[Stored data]
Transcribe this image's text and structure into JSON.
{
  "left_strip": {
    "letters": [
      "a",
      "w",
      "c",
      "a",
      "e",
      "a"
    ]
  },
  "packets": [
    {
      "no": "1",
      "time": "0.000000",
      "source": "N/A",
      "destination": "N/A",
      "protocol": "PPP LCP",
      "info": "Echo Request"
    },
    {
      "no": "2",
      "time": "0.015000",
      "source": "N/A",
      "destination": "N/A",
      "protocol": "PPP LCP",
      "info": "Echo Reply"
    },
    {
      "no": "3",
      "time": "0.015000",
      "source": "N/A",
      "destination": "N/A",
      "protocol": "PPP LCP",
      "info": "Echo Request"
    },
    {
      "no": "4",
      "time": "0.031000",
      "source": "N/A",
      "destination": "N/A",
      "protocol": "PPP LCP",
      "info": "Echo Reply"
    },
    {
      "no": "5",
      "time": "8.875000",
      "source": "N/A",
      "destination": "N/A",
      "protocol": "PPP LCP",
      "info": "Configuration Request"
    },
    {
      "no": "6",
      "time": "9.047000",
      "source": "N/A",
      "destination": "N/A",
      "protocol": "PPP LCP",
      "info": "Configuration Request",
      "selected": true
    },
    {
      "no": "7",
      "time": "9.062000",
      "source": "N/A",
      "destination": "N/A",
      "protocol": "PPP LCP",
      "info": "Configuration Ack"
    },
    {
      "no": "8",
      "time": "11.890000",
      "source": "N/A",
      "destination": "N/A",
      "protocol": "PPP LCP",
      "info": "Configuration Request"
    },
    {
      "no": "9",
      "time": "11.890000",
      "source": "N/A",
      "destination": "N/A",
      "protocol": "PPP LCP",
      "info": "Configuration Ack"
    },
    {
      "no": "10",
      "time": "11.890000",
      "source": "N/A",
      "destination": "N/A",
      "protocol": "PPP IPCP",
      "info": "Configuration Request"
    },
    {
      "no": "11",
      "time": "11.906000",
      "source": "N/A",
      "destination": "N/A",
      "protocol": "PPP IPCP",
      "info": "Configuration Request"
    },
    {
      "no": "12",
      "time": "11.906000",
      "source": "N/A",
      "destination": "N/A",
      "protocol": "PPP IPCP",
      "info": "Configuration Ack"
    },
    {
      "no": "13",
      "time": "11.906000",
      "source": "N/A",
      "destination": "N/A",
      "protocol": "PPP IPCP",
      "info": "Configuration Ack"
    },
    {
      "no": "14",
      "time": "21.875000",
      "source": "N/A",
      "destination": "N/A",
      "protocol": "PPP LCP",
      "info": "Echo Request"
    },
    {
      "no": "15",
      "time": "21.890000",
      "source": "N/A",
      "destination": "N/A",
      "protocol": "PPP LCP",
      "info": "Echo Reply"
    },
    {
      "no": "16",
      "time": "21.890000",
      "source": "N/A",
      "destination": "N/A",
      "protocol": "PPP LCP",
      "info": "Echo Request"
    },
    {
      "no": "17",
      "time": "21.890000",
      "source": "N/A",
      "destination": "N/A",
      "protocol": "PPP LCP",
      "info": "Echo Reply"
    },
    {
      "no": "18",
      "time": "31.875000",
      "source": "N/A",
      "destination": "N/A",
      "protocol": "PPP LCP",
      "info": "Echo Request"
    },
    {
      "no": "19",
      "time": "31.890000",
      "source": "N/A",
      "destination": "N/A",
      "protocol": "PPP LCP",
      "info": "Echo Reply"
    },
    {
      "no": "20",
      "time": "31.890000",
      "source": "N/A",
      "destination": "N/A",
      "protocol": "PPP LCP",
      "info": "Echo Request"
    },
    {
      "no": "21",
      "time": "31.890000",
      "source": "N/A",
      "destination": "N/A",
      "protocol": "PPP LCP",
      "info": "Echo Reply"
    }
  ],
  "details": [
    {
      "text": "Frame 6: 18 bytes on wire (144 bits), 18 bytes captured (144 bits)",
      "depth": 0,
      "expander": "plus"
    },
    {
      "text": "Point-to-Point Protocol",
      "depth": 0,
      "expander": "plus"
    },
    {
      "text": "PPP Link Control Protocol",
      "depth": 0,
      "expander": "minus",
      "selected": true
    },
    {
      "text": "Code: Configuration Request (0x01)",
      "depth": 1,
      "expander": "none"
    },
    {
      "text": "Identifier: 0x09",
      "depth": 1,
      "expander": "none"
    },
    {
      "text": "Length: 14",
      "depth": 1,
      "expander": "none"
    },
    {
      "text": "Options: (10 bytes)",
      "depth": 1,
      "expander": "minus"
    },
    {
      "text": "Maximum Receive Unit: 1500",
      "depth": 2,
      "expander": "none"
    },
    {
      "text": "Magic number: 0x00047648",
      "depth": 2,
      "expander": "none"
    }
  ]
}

__The request__. All of the data needs to be reproduced exactly, with no line missing.

__Result of the task__.
Transcribe this image's text and structure into JSON.
{
  "left_strip": {
    "letters": [
      "a",
      "w",
      "c",
      "a",
      "e",
      "a"
    ]
  },
  "packets": [
    {
      "no": "1",
      "time": "0.000000",
      "source": "N/A",
      "destination": "N/A",
      "protocol": "PPP LCP",
      "info": "Echo Request"
    },
    {
      "no": "2",
      "time": "0.015000",
      "source": "N/A",
      "destination": "N/A",
      "protocol": "PPP LCP",
      "info": "Echo Reply"
    },
    {
      "no": "3",
      "time": "0.015000",
      "source": "N/A",
      "destination": "N/A",
      "protocol": "PPP LCP",
      "info": "Echo Request"
    },
    {
      "no": "4",
      "time": "0.031000",
      "source": "N/A",
      "destination": "N/A",
      "protocol": "PPP LCP",
      "info": "Echo Reply"
    },
    {
      "no": "5",
      "time": "8.875000",
      "source": "N/A",
      "destination": "N/A",
      "protocol": "PPP LCP",
      "info": "Configuration Request"
    },
    {
      "no": "6",
      "time": "9.047000",
      "source": "N/A",
      "destination": "N/A",
      "protocol": "PPP LCP",
      "info": "Configuration Request",
      "selected": true
    },
    {
      "no": "7",
      "time": "9.062000",
      "source": "N/A",
      "destination": "N/A",
      "protocol": "PPP LCP",
      "info": "Configuration Ack"
    },
    {
      "no": "8",
      "time": "11.890000",
      "source": "N/A",
      "destination": "N/A",
      "protocol": "PPP LCP",
      "info": "Configuration Request"
    },
    {
      "no": "9",
      "time": "11.890000",
      "source": "N/A",
      "destination": "N/A",
      "protocol": "PPP LCP",
      "info": "Configuration Ack"
    },
    {
      "no": "10",
      "time": "11.890000",
      "source": "N/A",
      "destination": "N/A",
      "protocol": "PPP IPCP",
      "info": "Configuration Request"
    },
    {
      "no": "11",
      "time": "11.906000",
      "source": "N/A",
      "destination": "N/A",
      "protocol": "PPP IPCP",
      "info": "Configuration Request"
    },
    {
      "no": "12",
      "time": "11.906000",
      "source": "N/A",
      "destination": "N/A",
      "protocol": "PPP IPCP",
      "info": "Configuration Ack"
    },
    {
      "no": "13",
      "time": "11.906000",
      "source": "N/A",
      "destination": "N/A",
      "protocol": "PPP IPCP",
      "info": "Configuration Ack"
    },
    {
      "no": "14",
      "time": "21.875000",
      "source": "N/A",
      "destination": "N/A",
      "protocol": "PPP LCP",
      "info": "Echo Request"
    },
    {
      "no": "15",
      "time": "21.890000",
      "source": "N/A",
      "destination": "N/A",
      "protocol": "PPP LCP",
      "info": "Echo Reply"
    },
    {
      "no": "16",
      "time": "21.890000",
      "source": "N/A",
      "destination": "N/A",
      "protocol": "PPP LCP",
      "info": "Echo Request"
    },
    {
      "no": "17",
      "time": "21.890000",
      "source": "N/A",
      "destination": "N/A",
      "protocol": "PPP LCP",
      "info": "Echo Reply"
    },
    {
      "no": "18",
      "time": "31.875000",
      "source": "N/A",
      "destination": "N/A",
      "protocol": "PPP LCP",
      "info": "Echo Request"
    },
    {
      "no": "19",
      "time": "31.890000",
      "source": "N/A",
      "destination": "N/A",
      "protocol": "PPP LCP",
      "info": "Echo Reply"
    },
    {
      "no": "20",
      "time": "31.890000",
      "source": "N/A",
      "destination": "N/A",
      "protocol": "PPP LCP",
      "info": "Echo Request"
    },
    {
      "no": "21",
      "time": "31.890000",
      "source": "N/A",
      "destination": "N/A",
      "protocol": "PPP LCP",
      "info": "Echo Reply"
    }
  ],
  "details": [
    {
      "text": "Frame 6: 18 bytes on wire (144 bits), 18 bytes captured (144 bits)",
      "depth": 0,
      "expander": "plus"
    },
    {
      "text": "Point-to-Point Protocol",
      "depth": 0,
      "expander": "plus"
    },
    {
      "text": "PPP Link Control Protocol",
      "depth": 0,
      "expander": "minus",
      "selected": true
    },
    {
      "text": "Code: Configuration Request (0x01)",
      "depth": 1,
      "expander": "none"
    },
    {
      "text": "Identifier: 0x09",
      "depth": 1,
      "expander": "none"
    },
    {
      "text": "Length: 14",
      "depth": 1,
      "expander": "none"
    },
    {
      "text": "Options: (10 bytes)",
      "depth": 1,
      "expander": "minus"
    },
    {
      "text": "Maximum Receive Unit: 1500",
      "depth": 2,
      "expander": "none"
    },
    {
      "text": "Magic number: 0x00047648",
      "depth": 2,
      "expander": "none"
    }
  ]
}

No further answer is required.